[BEGIN ROWS]

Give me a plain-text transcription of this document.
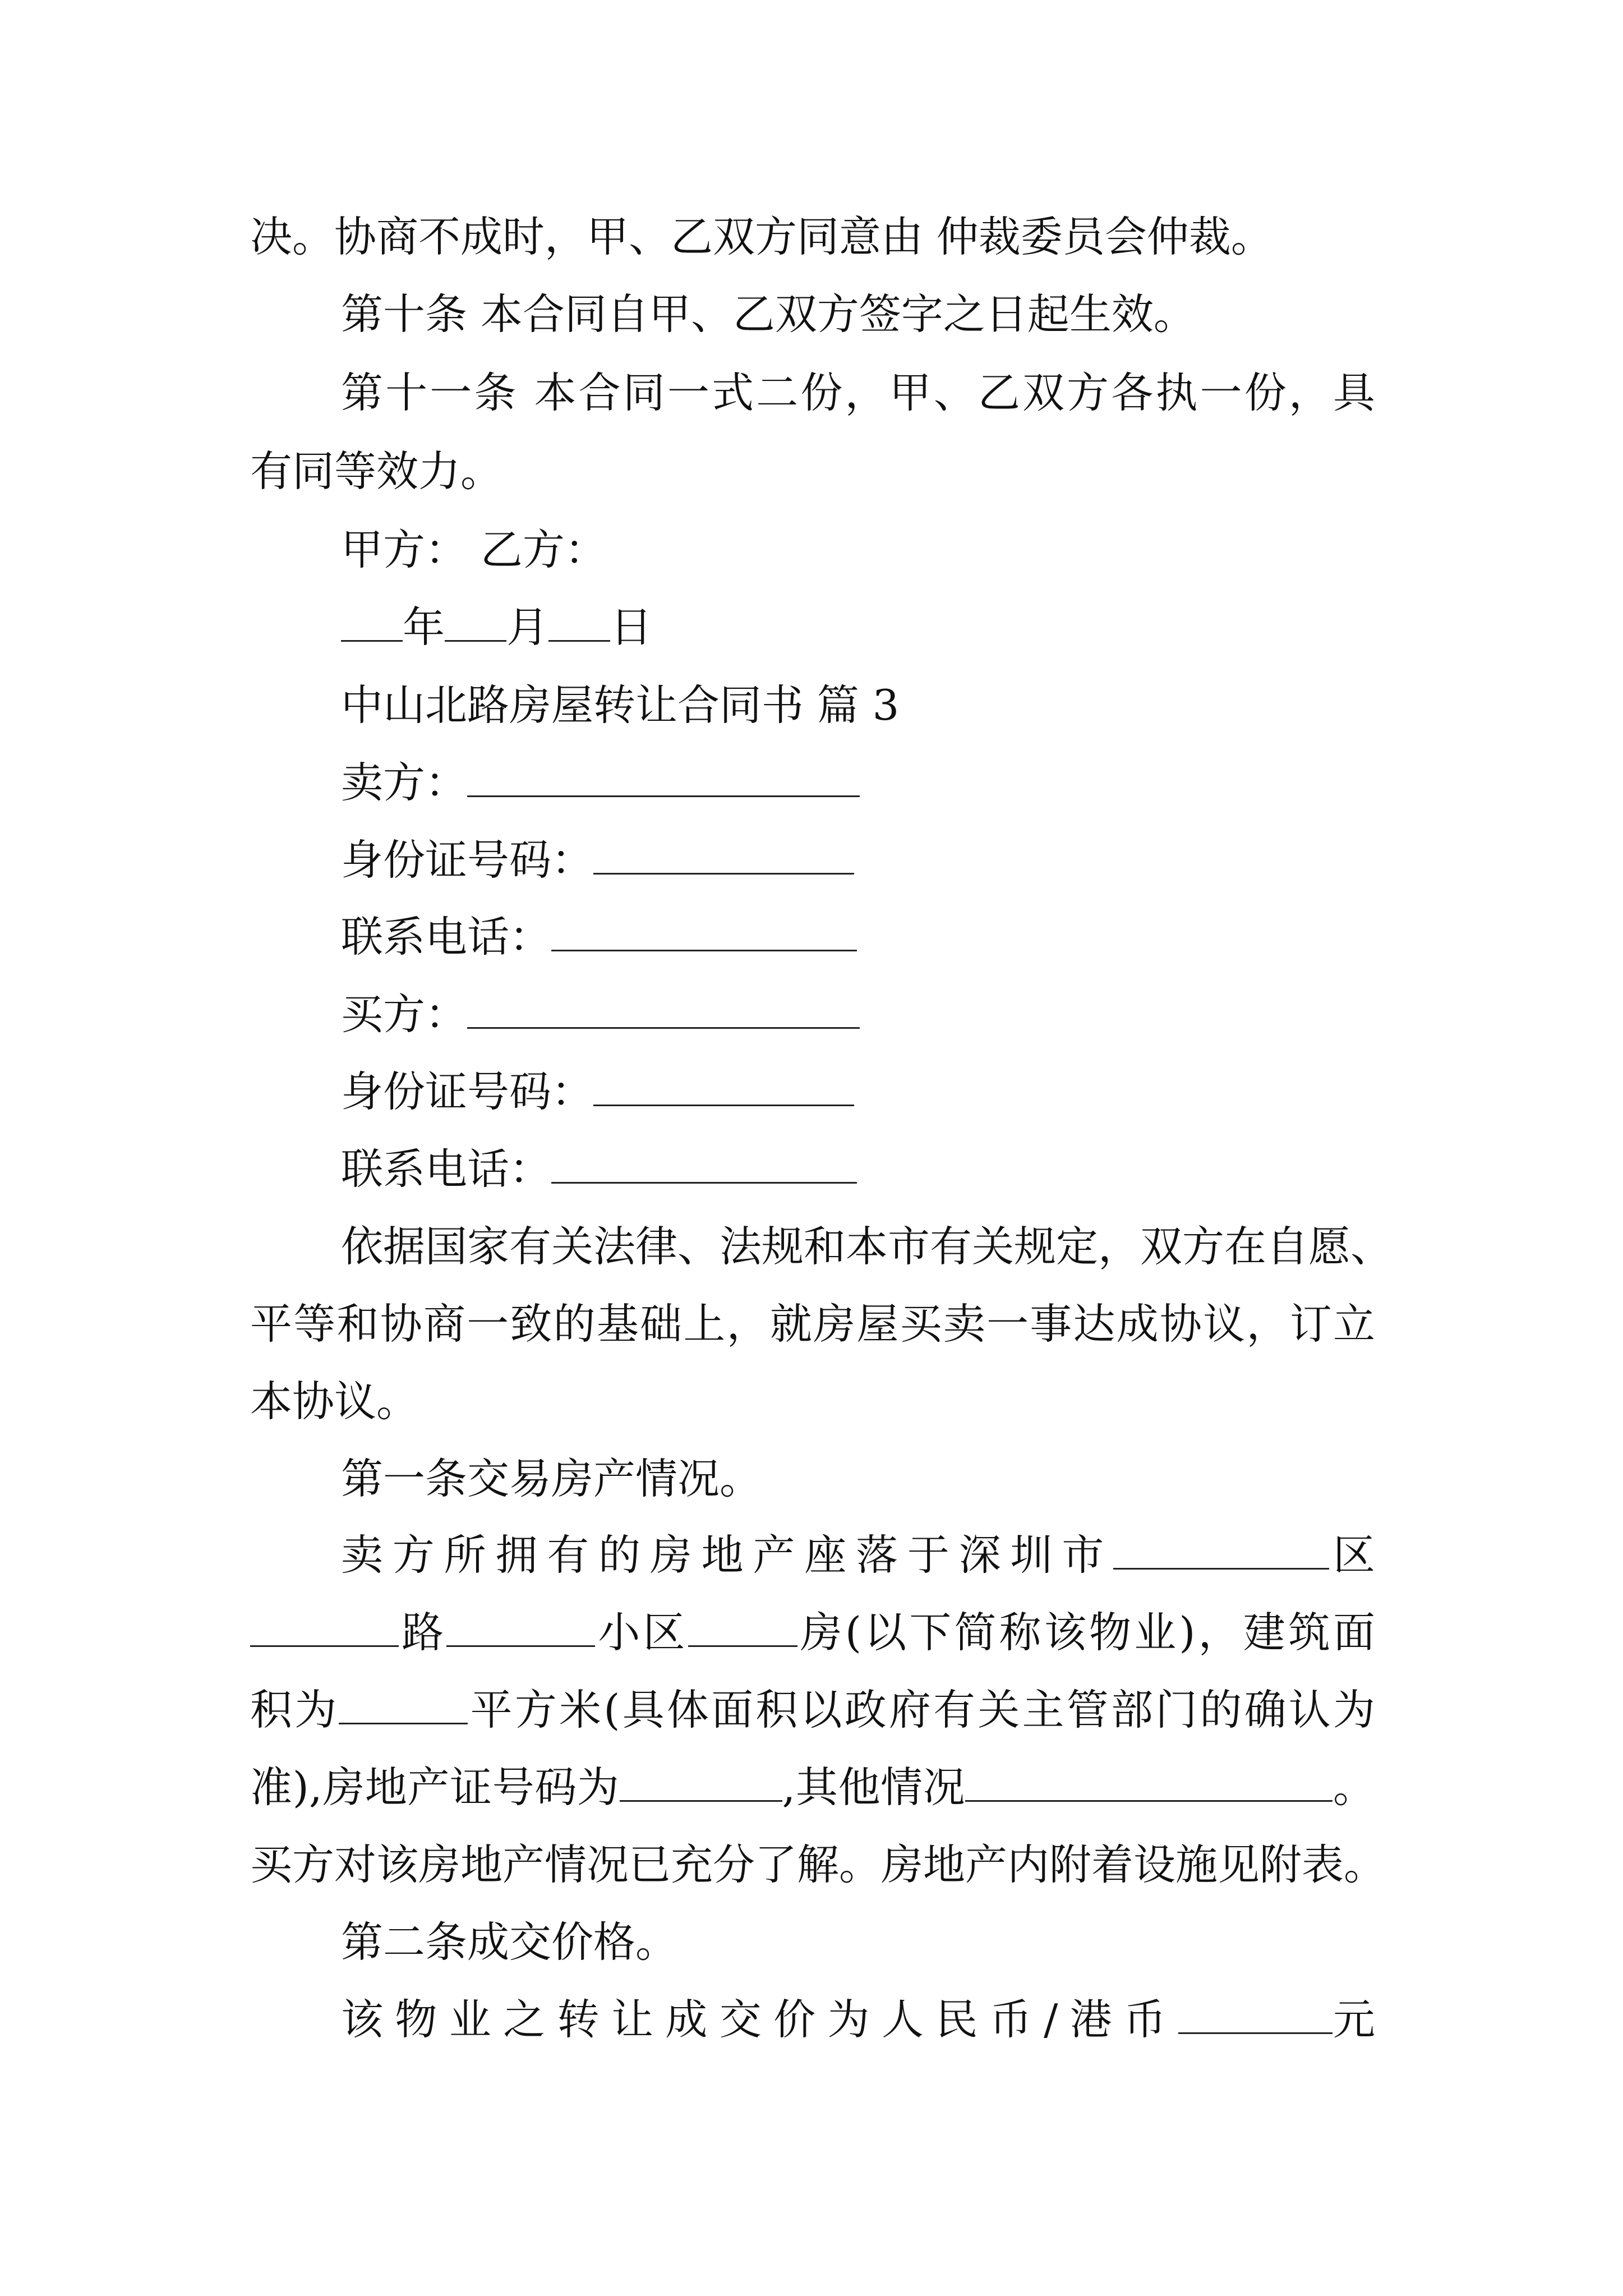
决。协商不成时，甲、乙双方同意由 仲裁委员会仲裁。

第十条 本合同自甲、乙双方签字之日起生效。

第十一条 本合同一式二份，甲、乙双方各执一份，具

有同等效力。

甲方： 乙方：

年 月 日

中山北路房屋转让合同书 篇 3

卖方：

身份证号码：

联系电话：

买方：

身份证号码：

联系电话：

依据国家有关法律、法规和本市有关规定，双方在自愿、

平等和协商一致的基础上，就房屋买卖一事达成协议，订立

本协议。

第一条交易房产情况。

卖方所拥有的房地产座落于深圳市	区

路	小区	房(以下简称该物业)，建筑面

积为	平方米(具体面积以政府有关主管部门的确认为

准),房地产证号码为	,其他情况	。

买方对该房地产情况已充分了解。房地产内附着设施见附表。

第二条成交价格。

该物业之转让成交价为人民币/港币	元
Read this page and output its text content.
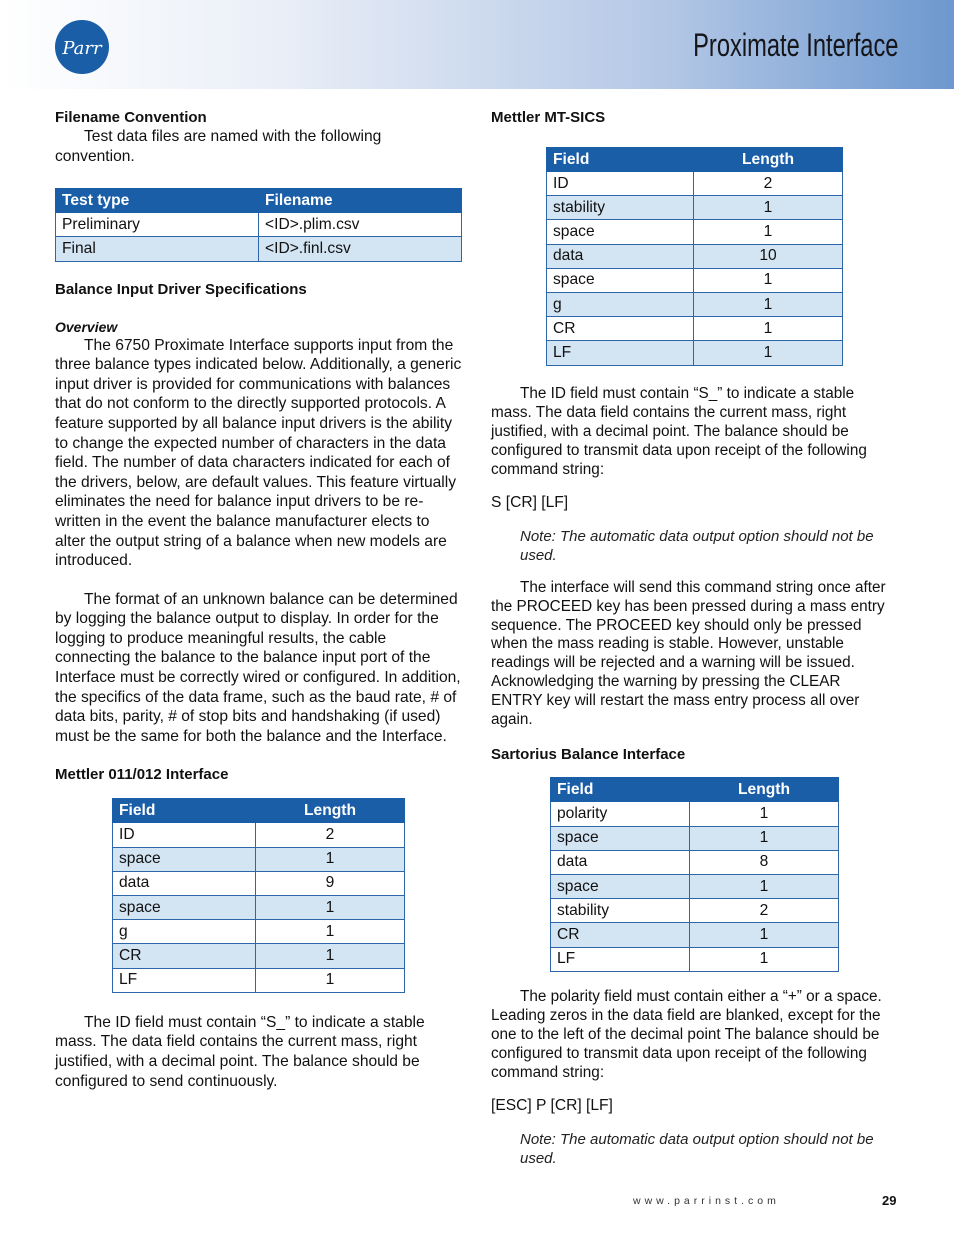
Parr	Proximate Interface
Filename Convention

Test data files are named with the following convention.

Test type	Filename
Preliminary	<ID>.plim.csv
Final	<ID>.finl.csv
Balance Input Driver Specifications
Overview

The 6750 Proximate Interface supports input from the three balance types indicated below. Additionally, a generic input driver is provided for communications with balances that do not conform to the directly supported protocols. A feature supported by all balance input drivers is the ability to change the expected number of characters in the data field. The number of data characters indicated for each of the drivers, below, are default values. This feature virtually eliminates the need for balance input drivers to be re-written in the event the balance manufacturer elects to alter the output string of a balance when new models are introduced.

The format of an unknown balance can be determined by logging the balance output to display. In order for the logging to produce meaningful results, the cable connecting the balance to the balance input port of the Interface must be correctly wired or configured. In addition, the specifics of the data frame, such as the baud rate, # of data bits, parity, # of stop bits and handshaking (if used) must be the same for both the balance and the Interface.

Mettler 011/012 Interface
Field	Length
ID	2
space	1
data	9
space	1
g	1
CR	1
LF	1

The ID field must contain “S_” to indicate a stable mass. The data field contains the current mass, right justified, with a decimal point. The balance should be configured to send continuously.

Mettler MT-SICS
Field	Length
ID	2
stability	1
space	1
data	10
space	1
g	1
CR	1
LF	1

The ID field must contain “S_” to indicate a stable mass. The data field contains the current mass, right justified, with a decimal point. The balance should be configured to transmit data upon receipt of the following command string:

S [CR] [LF]

Note: The automatic data output option should not be used.

The interface will send this command string once after the PROCEED key has been pressed during a mass entry sequence. The PROCEED key should only be pressed when the mass reading is stable. However, unstable readings will be rejected and a warning will be issued. Acknowledging the warning by pressing the CLEAR ENTRY key will restart the mass entry process all over again.

Sartorius Balance Interface
Field	Length
polarity	1
space	1
data	8
space	1
stability	2
CR	1
LF	1

The polarity field must contain either a “+” or a space. Leading zeros in the data field are blanked, except for the one to the left of the decimal point The balance should be configured to transmit data upon receipt of the following command string:

[ESC] P [CR] [LF]

Note: The automatic data output option should not be used.

www.parrinst.com	29
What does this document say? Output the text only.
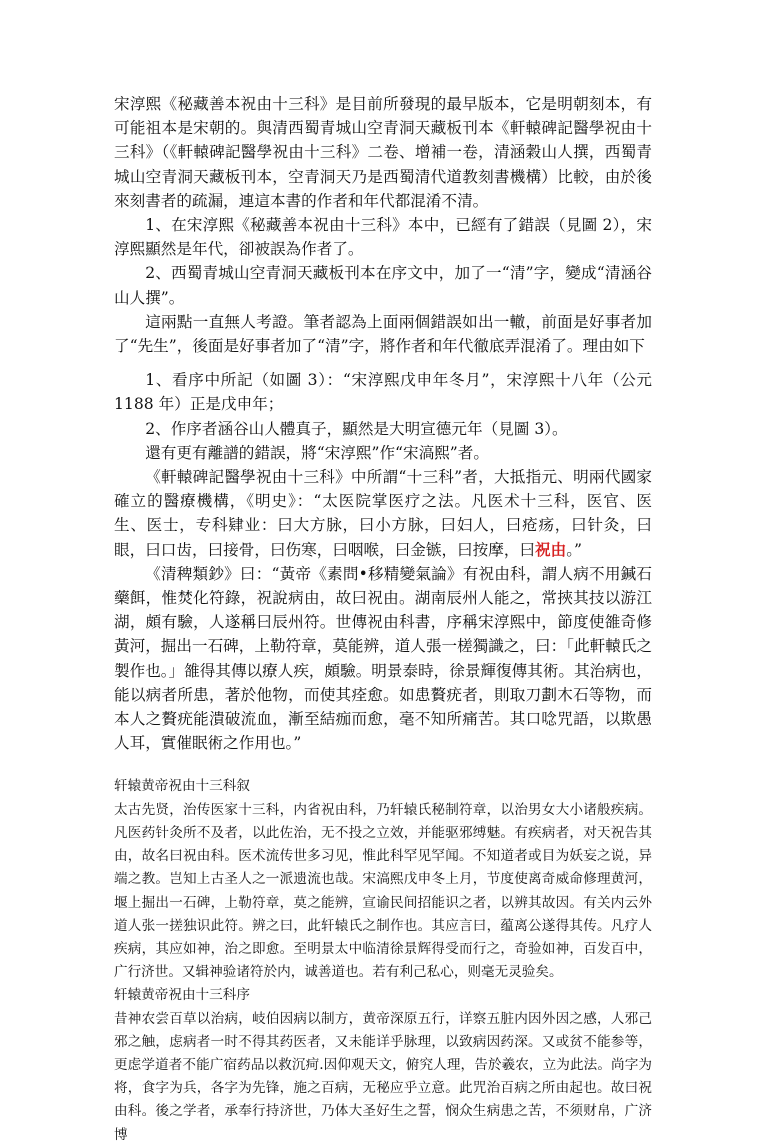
宋淳熙《秘藏善本祝由十三科》是目前所發現的最早版本，它是明朝刻本，有可能祖本是宋朝的。與清西蜀青城山空青洞天藏板刊本《軒轅碑記醫學祝由十三科》（《軒轅碑記醫學祝由十三科》二卷、增補一卷，清涵穀山人撰，西蜀青城山空青洞天藏板刊本，空青洞天乃是西蜀清代道教刻書機構）比較，由於後來刻書者的疏漏，連這本書的作者和年代都混淆不清。

1、在宋淳熙《秘藏善本祝由十三科》本中，已經有了錯誤（見圖 2），宋淳熙顯然是年代，卻被誤為作者了。

2、西蜀青城山空青洞天藏板刊本在序文中，加了一“清”字，變成“清涵谷山人撰”。

這兩點一直無人考證。筆者認為上面兩個錯誤如出一轍，前面是好事者加了“先生”，後面是好事者加了“清”字，將作者和年代徹底弄混淆了。理由如下

1、看序中所記（如圖 3）：“宋淳熙戊申年冬月”，宋淳熙十八年（公元 1188 年）正是戊申年；

2、作序者涵谷山人體真子，顯然是大明宣德元年（見圖 3）。

還有更有離譜的錯誤，將“宋淳熙”作“宋滈熙”者。

《軒轅碑記醫學祝由十三科》中所謂“十三科”者，大抵指元、明兩代國家確立的醫療機構，《明史》：“太医院掌医疗之法。凡医术十三科，医官、医生、医士，专科肄业：曰大方脉，曰小方脉，曰妇人，曰疮疡，曰针灸，曰眼，曰口齿，曰接骨，曰伤寒，曰咽喉，曰金镞，曰按摩，曰祝由。”

《清稗類鈔》曰：“黃帝《素問•移精變氣論》有祝由科，謂人病不用鍼石藥餌，惟焚化符錄，祝說病由，故曰祝由。湖南辰州人能之，常挾其技以游江湖，頗有驗，人遂稱曰辰州符。世傳祝由科書，序稱宋淳熙中，節度使雒奇修黃河，掘出一石碑，上勒符章，莫能辨，道人張一槎獨識之，曰：「此軒轅氏之製作也。」雒得其傳以療人疾，頗驗。明景泰時，徐景輝復傳其術。其治病也，能以病者所患，著於他物，而使其痊愈。如患贅疣者，則取刀劃木石等物，而本人之贅疣能潰破流血，漸至結痂而愈，毫不知所痛苦。其口唸咒語，以欺愚人耳，實催眠術之作用也。”

轩辕黄帝祝由十三科叙

太古先贤，治传医家十三科，内省祝由科，乃轩辕氏秘制符章，以治男女大小诸般疾病。凡医药针灸所不及者，以此佐治，无不投之立效，并能驱邪缚魅。有疾病者，对天祝告其由，故名曰祝由科。医术流传世多习见，惟此科罕见罕闻。不知道者或目为妖妄之说，异端之教。岂知上古圣人之一派遗流也哉。宋滈熙戊申冬上月，节度使离奇威命修理黄河，堰上掘出一石碑，上勒符章，莫之能辨，宣谕民间招能识之者，以辨其故因。有关内云外道人张一搓独识此符。辨之曰，此轩辕氏之制作也。其应言曰，蕴离公遂得其传。凡疗人疾病，其应如神，治之即愈。至明景太中临清徐景辉得受而行之，奇验如神，百发百中，广行济世。又辑神验诸符於内，诚善道也。若有利己私心，则毫无灵验矣。

轩辕黄帝祝由十三科序

昔神农尝百草以治病，岐伯因病以制方，黄帝深原五行，详察五脏内因外因之感，人邪己邪之触，虑病者一时不得其药医者，又未能详乎脉理，以致病因药深。又或贫不能参等，更虑学道者不能广宿药品以救沉疴.因仰观天文，俯究人理，告於羲农，立为此法。尚字为将，食字为兵，各字为先锋，施之百病，无秘应乎立意。此咒治百病之所由起也。故曰祝由科。後之学者，承奉行持济世，乃体大圣好生之誓，悯众生病患之苦，不须财帛，广济博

[END ROWS]

GIVEN EXERCISE: Except for the pictures, copy every line of the records above exactly.

REPLY TO THE EXERCISE:
Give me a plain-text transcription of this document.
决。协商不成时，甲、乙双方同意由 仲裁委员会仲裁。

第十条 本合同自甲、乙双方签字之日起生效。

第十一条 本合同一式二份，甲、乙双方各执一份，具

有同等效力。

甲方： 乙方：

年 月 日

中山北路房屋转让合同书 篇 3

卖方：

身份证号码：

联系电话：

买方：

身份证号码：

联系电话：

依据国家有关法律、法规和本市有关规定，双方在自愿、

平等和协商一致的基础上，就房屋买卖一事达成协议，订立

本协议。

第一条交易房产情况。

卖方所拥有的房地产座落于深圳市	区

路	小区	房(以下简称该物业)，建筑面

积为	平方米(具体面积以政府有关主管部门的确认为

准),房地产证号码为	,其他情况	。

买方对该房地产情况已充分了解。房地产内附着设施见附表。

第二条成交价格。

该物业之转让成交价为人民币/港币	元
Read this page and output its text content.
Parr	Proximate Interface
Filename Convention

Test data files are named with the following convention.

Test type	Filename
Preliminary	<ID>.plim.csv
Final	<ID>.finl.csv
Balance Input Driver Specifications
Overview

The 6750 Proximate Interface supports input from the three balance types indicated below. Additionally, a generic input driver is provided for communications with balances that do not conform to the directly supported protocols. A feature supported by all balance input drivers is the ability to change the expected number of characters in the data field. The number of data characters indicated for each of the drivers, below, are default values. This feature virtually eliminates the need for balance input drivers to be re-written in the event the balance manufacturer elects to alter the output string of a balance when new models are introduced.

The format of an unknown balance can be determined by logging the balance output to display. In order for the logging to produce meaningful results, the cable connecting the balance to the balance input port of the Interface must be correctly wired or configured. In addition, the specifics of the data frame, such as the baud rate, # of data bits, parity, # of stop bits and handshaking (if used) must be the same for both the balance and the Interface.

Mettler 011/012 Interface
Field	Length
ID	2
space	1
data	9
space	1
g	1
CR	1
LF	1

The ID field must contain “S_” to indicate a stable mass. The data field contains the current mass, right justified, with a decimal point. The balance should be configured to send continuously.

Mettler MT-SICS
Field	Length
ID	2
stability	1
space	1
data	10
space	1
g	1
CR	1
LF	1

The ID field must contain “S_” to indicate a stable mass. The data field contains the current mass, right justified, with a decimal point. The balance should be configured to transmit data upon receipt of the following command string:

S [CR] [LF]

Note: The automatic data output option should not be used.

The interface will send this command string once after the PROCEED key has been pressed during a mass entry sequence. The PROCEED key should only be pressed when the mass reading is stable. However, unstable readings will be rejected and a warning will be issued. Acknowledging the warning by pressing the CLEAR ENTRY key will restart the mass entry process all over again.

Sartorius Balance Interface
Field	Length
polarity	1
space	1
data	8
space	1
stability	2
CR	1
LF	1

The polarity field must contain either a “+” or a space. Leading zeros in the data field are blanked, except for the one to the left of the decimal point The balance should be configured to transmit data upon receipt of the following command string:

[ESC] P [CR] [LF]

Note: The automatic data output option should not be used.

www.parrinst.com	29
What does this document say? Output the text only.
宋淳熙《秘藏善本祝由十三科》是目前所發現的最早版本，它是明朝刻本，有可能祖本是宋朝的。與清西蜀青城山空青洞天藏板刊本《軒轅碑記醫學祝由十三科》（《軒轅碑記醫學祝由十三科》二卷、增補一卷，清涵穀山人撰，西蜀青城山空青洞天藏板刊本，空青洞天乃是西蜀清代道教刻書機構）比較，由於後來刻書者的疏漏，連這本書的作者和年代都混淆不清。

1、在宋淳熙《秘藏善本祝由十三科》本中，已經有了錯誤（見圖 2），宋淳熙顯然是年代，卻被誤為作者了。

2、西蜀青城山空青洞天藏板刊本在序文中，加了一“清”字，變成“清涵谷山人撰”。

這兩點一直無人考證。筆者認為上面兩個錯誤如出一轍，前面是好事者加了“先生”，後面是好事者加了“清”字，將作者和年代徹底弄混淆了。理由如下

1、看序中所記（如圖 3）：“宋淳熙戊申年冬月”，宋淳熙十八年（公元 1188 年）正是戊申年；

2、作序者涵谷山人體真子，顯然是大明宣德元年（見圖 3）。

還有更有離譜的錯誤，將“宋淳熙”作“宋滈熙”者。

《軒轅碑記醫學祝由十三科》中所謂“十三科”者，大抵指元、明兩代國家確立的醫療機構，《明史》：“太医院掌医疗之法。凡医术十三科，医官、医生、医士，专科肄业：曰大方脉，曰小方脉，曰妇人，曰疮疡，曰针灸，曰眼，曰口齿，曰接骨，曰伤寒，曰咽喉，曰金镞，曰按摩，曰祝由。”

《清稗類鈔》曰：“黃帝《素問•移精變氣論》有祝由科，謂人病不用鍼石藥餌，惟焚化符錄，祝說病由，故曰祝由。湖南辰州人能之，常挾其技以游江湖，頗有驗，人遂稱曰辰州符。世傳祝由科書，序稱宋淳熙中，節度使雒奇修黃河，掘出一石碑，上勒符章，莫能辨，道人張一槎獨識之，曰：「此軒轅氏之製作也。」雒得其傳以療人疾，頗驗。明景泰時，徐景輝復傳其術。其治病也，能以病者所患，著於他物，而使其痊愈。如患贅疣者，則取刀劃木石等物，而本人之贅疣能潰破流血，漸至結痂而愈，毫不知所痛苦。其口唸咒語，以欺愚人耳，實催眠術之作用也。”

轩辕黄帝祝由十三科叙

太古先贤，治传医家十三科，内省祝由科，乃轩辕氏秘制符章，以治男女大小诸般疾病。凡医药针灸所不及者，以此佐治，无不投之立效，并能驱邪缚魅。有疾病者，对天祝告其由，故名曰祝由科。医术流传世多习见，惟此科罕见罕闻。不知道者或目为妖妄之说，异端之教。岂知上古圣人之一派遗流也哉。宋滈熙戊申冬上月，节度使离奇威命修理黄河，堰上掘出一石碑，上勒符章，莫之能辨，宣谕民间招能识之者，以辨其故因。有关内云外道人张一搓独识此符。辨之曰，此轩辕氏之制作也。其应言曰，蕴离公遂得其传。凡疗人疾病，其应如神，治之即愈。至明景太中临清徐景辉得受而行之，奇验如神，百发百中，广行济世。又辑神验诸符於内，诚善道也。若有利己私心，则毫无灵验矣。

轩辕黄帝祝由十三科序

昔神农尝百草以治病，岐伯因病以制方，黄帝深原五行，详察五脏内因外因之感，人邪己邪之触，虑病者一时不得其药医者，又未能详乎脉理，以致病因药深。又或贫不能参等，更虑学道者不能广宿药品以救沉疴.因仰观天文，俯究人理，告於羲农，立为此法。尚字为将，食字为兵，各字为先锋，施之百病，无秘应乎立意。此咒治百病之所由起也。故曰祝由科。後之学者，承奉行持济世，乃体大圣好生之誓，悯众生病患之苦，不须财帛，广济博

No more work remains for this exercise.